* YOUR TASK:
Go through the entries and transcribe each one exactly, dropping the pictures.

• • •

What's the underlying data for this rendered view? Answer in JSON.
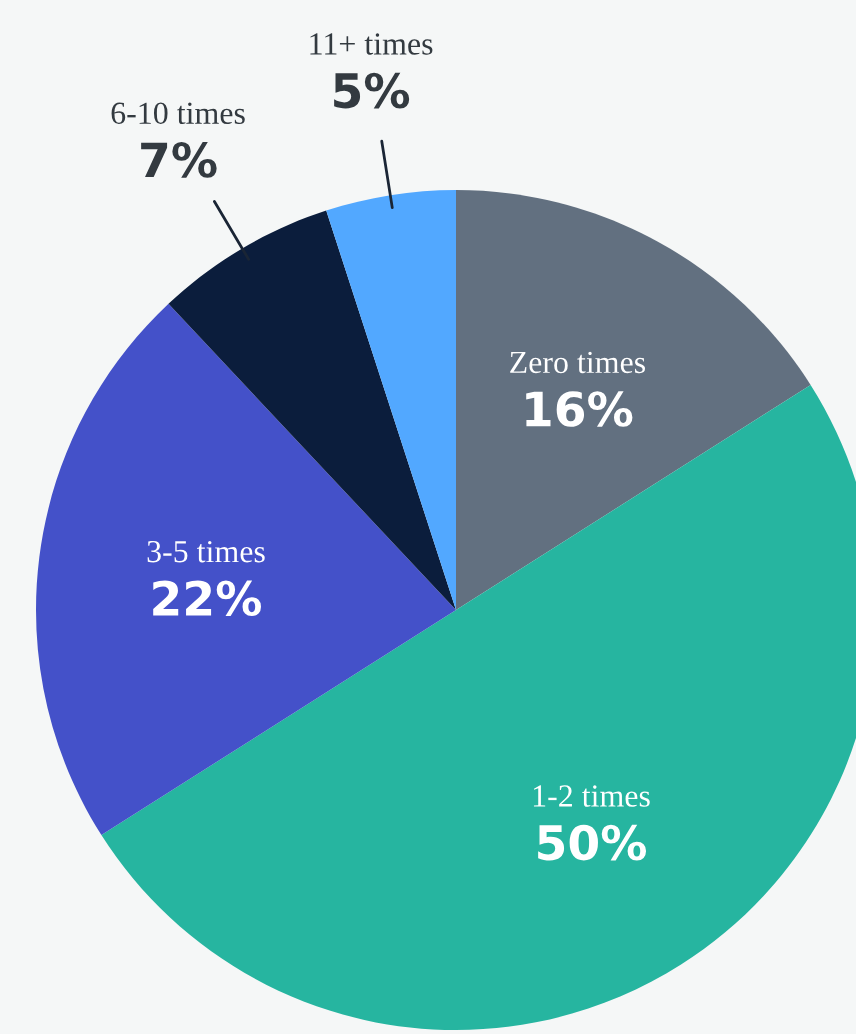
{
  "chart_data": {
    "type": "pie",
    "categories": [
      "Zero times",
      "1-2 times",
      "3-5 times",
      "6-10 times",
      "11+ times"
    ],
    "values": [
      16,
      50,
      22,
      7,
      5
    ],
    "value_labels": [
      "16%",
      "50%",
      "22%",
      "7%",
      "5%"
    ],
    "colors": [
      "#627080",
      "#26b5a0",
      "#4451c9",
      "#0b1d3c",
      "#52a8ff"
    ],
    "legend": false
  }
}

• • •

* OUTPUT BELOW:
What's the underlying data for this rendered view? Answer in JSON.
{
  "chart_data": {
    "type": "pie",
    "categories": [
      "Zero times",
      "1-2 times",
      "3-5 times",
      "6-10 times",
      "11+ times"
    ],
    "values": [
      16,
      50,
      22,
      7,
      5
    ],
    "value_labels": [
      "16%",
      "50%",
      "22%",
      "7%",
      "5%"
    ],
    "colors": [
      "#627080",
      "#26b5a0",
      "#4451c9",
      "#0b1d3c",
      "#52a8ff"
    ],
    "legend": false
  }
}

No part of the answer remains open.